*GOAL OF THE EXERCISE*
Here the job is to copy the data exactly and to exclude every image from it.

Rendered page images
┄┄┄┄┄┄┄┄┄┄

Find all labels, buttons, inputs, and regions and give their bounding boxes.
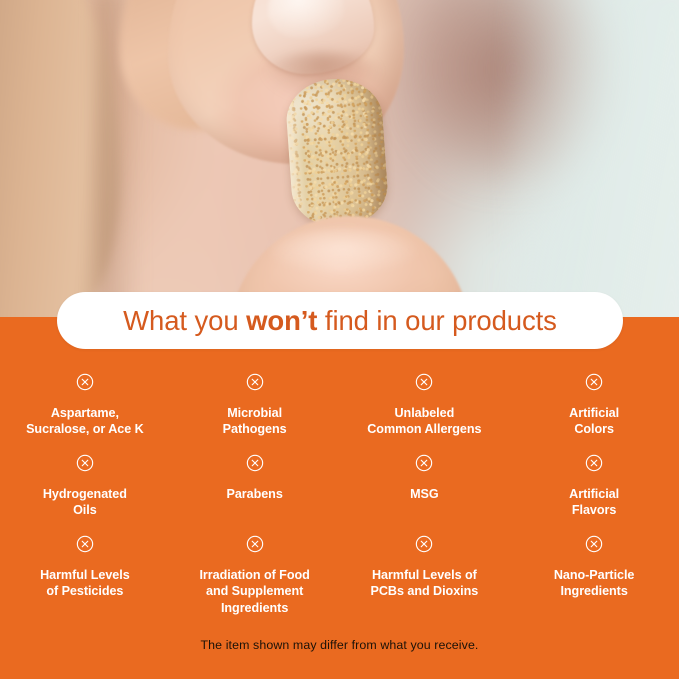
exclusion-item: Hydrogenated Oils [0, 452, 170, 533]
exclusion-label: Unlabeled Common Allergens [367, 405, 481, 438]
headline-pill: What you won’t find in our products [57, 292, 623, 349]
exclusion-item: Microbial Pathogens [170, 371, 340, 452]
exclusion-label: Hydrogenated Oils [43, 486, 127, 519]
exclusion-item: Harmful Levels of PCBs and Dioxins [340, 533, 510, 623]
circle-x-icon [415, 373, 433, 391]
exclusion-label: Artificial Colors [569, 405, 619, 438]
exclusion-label: Microbial Pathogens [223, 405, 287, 438]
exclusion-label: Harmful Levels of Pesticides [40, 567, 130, 600]
product-photo [0, 0, 679, 318]
index-finger-highlight [268, 228, 418, 274]
exclusion-item: Parabens [170, 452, 340, 533]
exclusions-grid: Aspartame, Sucralose, or Ace K Microbial… [0, 371, 679, 623]
exclusion-item: MSG [340, 452, 510, 533]
circle-x-icon [585, 373, 603, 391]
exclusion-label: Artificial Flavors [569, 486, 619, 519]
exclusion-item: Irradiation of Food and Supplement Ingre… [170, 533, 340, 623]
page-title-suffix: find in our products [317, 305, 556, 336]
circle-x-icon [246, 373, 264, 391]
circle-x-icon [585, 454, 603, 472]
exclusion-item: Nano-Particle Ingredients [509, 533, 679, 623]
product-infographic: What you won’t find in our products Aspa… [0, 0, 679, 679]
circle-x-icon [76, 535, 94, 553]
exclusions-row: Harmful Levels of Pesticides Irradiation… [0, 533, 679, 623]
exclusion-label: Parabens [226, 486, 282, 502]
exclusion-item: Artificial Colors [509, 371, 679, 452]
exclusions-row: Hydrogenated Oils Parabens MSG Artificia… [0, 452, 679, 533]
exclusion-label: Aspartame, Sucralose, or Ace K [26, 405, 144, 438]
exclusion-label: Nano-Particle Ingredients [554, 567, 635, 600]
exclusions-row: Aspartame, Sucralose, or Ace K Microbial… [0, 371, 679, 452]
circle-x-icon [415, 535, 433, 553]
circle-x-icon [246, 535, 264, 553]
page-title-prefix: What you [123, 305, 246, 336]
circle-x-icon [415, 454, 433, 472]
circle-x-icon [76, 373, 94, 391]
circle-x-icon [585, 535, 603, 553]
page-title: What you won’t find in our products [123, 305, 557, 337]
disclaimer-text: The item shown may differ from what you … [0, 638, 679, 652]
exclusion-label: Irradiation of Food and Supplement Ingre… [199, 567, 309, 616]
exclusion-label: MSG [410, 486, 439, 502]
exclusion-label: Harmful Levels of PCBs and Dioxins [371, 567, 479, 600]
exclusion-item: Unlabeled Common Allergens [340, 371, 510, 452]
circle-x-icon [76, 454, 94, 472]
tablet-icon [284, 76, 390, 230]
exclusion-item: Artificial Flavors [509, 452, 679, 533]
exclusion-item: Harmful Levels of Pesticides [0, 533, 170, 623]
circle-x-icon [246, 454, 264, 472]
photo-teal-haze [509, 0, 679, 318]
page-title-emphasis: won’t [246, 305, 317, 336]
exclusion-item: Aspartame, Sucralose, or Ace K [0, 371, 170, 452]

┄┄┄┄┄┄┄┄┄┄

*EXERCISE SOLUTION*
Find all labels, buttons, inputs, and regions and give their bounding boxes.
exclusion-item: Hydrogenated Oils [0, 452, 170, 533]
exclusion-label: Unlabeled Common Allergens [367, 405, 481, 438]
headline-pill: What you won’t find in our products [57, 292, 623, 349]
exclusion-item: Microbial Pathogens [170, 371, 340, 452]
exclusion-label: Hydrogenated Oils [43, 486, 127, 519]
exclusion-item: Harmful Levels of PCBs and Dioxins [340, 533, 510, 623]
circle-x-icon [415, 373, 433, 391]
exclusion-label: Artificial Colors [569, 405, 619, 438]
exclusion-label: Microbial Pathogens [223, 405, 287, 438]
exclusion-label: Harmful Levels of Pesticides [40, 567, 130, 600]
product-photo [0, 0, 679, 318]
index-finger-highlight [268, 228, 418, 274]
exclusion-item: Parabens [170, 452, 340, 533]
exclusions-grid: Aspartame, Sucralose, or Ace K Microbial… [0, 371, 679, 623]
exclusion-item: MSG [340, 452, 510, 533]
circle-x-icon [585, 373, 603, 391]
exclusion-label: Artificial Flavors [569, 486, 619, 519]
exclusion-item: Irradiation of Food and Supplement Ingre… [170, 533, 340, 623]
page-title-suffix: find in our products [317, 305, 556, 336]
circle-x-icon [246, 373, 264, 391]
circle-x-icon [585, 454, 603, 472]
exclusion-item: Nano-Particle Ingredients [509, 533, 679, 623]
product-infographic: What you won’t find in our products Aspa… [0, 0, 679, 679]
circle-x-icon [76, 535, 94, 553]
exclusions-row: Harmful Levels of Pesticides Irradiation… [0, 533, 679, 623]
exclusion-label: Parabens [226, 486, 282, 502]
exclusion-item: Artificial Colors [509, 371, 679, 452]
exclusions-row: Hydrogenated Oils Parabens MSG Artificia… [0, 452, 679, 533]
exclusion-label: Aspartame, Sucralose, or Ace K [26, 405, 144, 438]
exclusion-label: Nano-Particle Ingredients [554, 567, 635, 600]
exclusions-row: Aspartame, Sucralose, or Ace K Microbial… [0, 371, 679, 452]
circle-x-icon [415, 535, 433, 553]
circle-x-icon [246, 535, 264, 553]
page-title-prefix: What you [123, 305, 246, 336]
circle-x-icon [415, 454, 433, 472]
circle-x-icon [76, 373, 94, 391]
circle-x-icon [585, 535, 603, 553]
page-title: What you won’t find in our products [123, 305, 557, 337]
disclaimer-text: The item shown may differ from what you … [0, 638, 679, 652]
exclusion-label: Irradiation of Food and Supplement Ingre… [199, 567, 309, 616]
exclusion-label: MSG [410, 486, 439, 502]
exclusion-label: Harmful Levels of PCBs and Dioxins [371, 567, 479, 600]
exclusion-item: Unlabeled Common Allergens [340, 371, 510, 452]
circle-x-icon [76, 454, 94, 472]
tablet-icon [284, 76, 390, 230]
exclusion-item: Artificial Flavors [509, 452, 679, 533]
exclusion-item: Harmful Levels of Pesticides [0, 533, 170, 623]
circle-x-icon [246, 454, 264, 472]
photo-teal-haze [509, 0, 679, 318]
page-title-emphasis: won’t [246, 305, 317, 336]
exclusion-item: Aspartame, Sucralose, or Ace K [0, 371, 170, 452]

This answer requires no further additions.